Written exercise: Look through the data and write out every line with the word "their" in it.
......
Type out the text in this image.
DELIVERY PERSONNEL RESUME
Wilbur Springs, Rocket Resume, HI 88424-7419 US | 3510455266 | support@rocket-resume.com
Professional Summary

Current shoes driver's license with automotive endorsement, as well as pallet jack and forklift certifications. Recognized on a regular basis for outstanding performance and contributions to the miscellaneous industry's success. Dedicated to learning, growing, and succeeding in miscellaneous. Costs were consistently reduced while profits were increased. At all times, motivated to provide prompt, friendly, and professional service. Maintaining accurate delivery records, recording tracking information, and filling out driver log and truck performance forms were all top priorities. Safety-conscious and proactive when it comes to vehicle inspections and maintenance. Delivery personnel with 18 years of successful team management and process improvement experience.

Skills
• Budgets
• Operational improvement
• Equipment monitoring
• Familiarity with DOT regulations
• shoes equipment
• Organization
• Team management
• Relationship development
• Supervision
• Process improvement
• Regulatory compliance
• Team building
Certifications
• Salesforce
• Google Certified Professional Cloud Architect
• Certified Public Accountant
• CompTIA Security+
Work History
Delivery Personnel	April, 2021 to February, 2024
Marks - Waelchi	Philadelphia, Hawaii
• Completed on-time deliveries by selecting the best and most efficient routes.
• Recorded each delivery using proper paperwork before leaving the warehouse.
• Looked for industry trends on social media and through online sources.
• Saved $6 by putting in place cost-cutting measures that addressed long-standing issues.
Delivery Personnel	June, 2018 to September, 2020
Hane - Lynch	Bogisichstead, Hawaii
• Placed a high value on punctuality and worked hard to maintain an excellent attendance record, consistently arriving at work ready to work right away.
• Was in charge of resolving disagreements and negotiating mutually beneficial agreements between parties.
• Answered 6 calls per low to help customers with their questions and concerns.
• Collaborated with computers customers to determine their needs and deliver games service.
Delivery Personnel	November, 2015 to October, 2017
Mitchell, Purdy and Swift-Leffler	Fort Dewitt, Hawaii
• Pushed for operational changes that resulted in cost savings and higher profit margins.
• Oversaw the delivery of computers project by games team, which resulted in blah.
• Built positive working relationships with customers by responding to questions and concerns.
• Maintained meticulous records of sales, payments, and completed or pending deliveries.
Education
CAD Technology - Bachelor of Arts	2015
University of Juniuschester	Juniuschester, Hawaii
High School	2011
......
Full answer:
• Answered 6 calls per low to help customers with their questions and concerns.
• Collaborated with computers customers to determine their needs and deliver games service.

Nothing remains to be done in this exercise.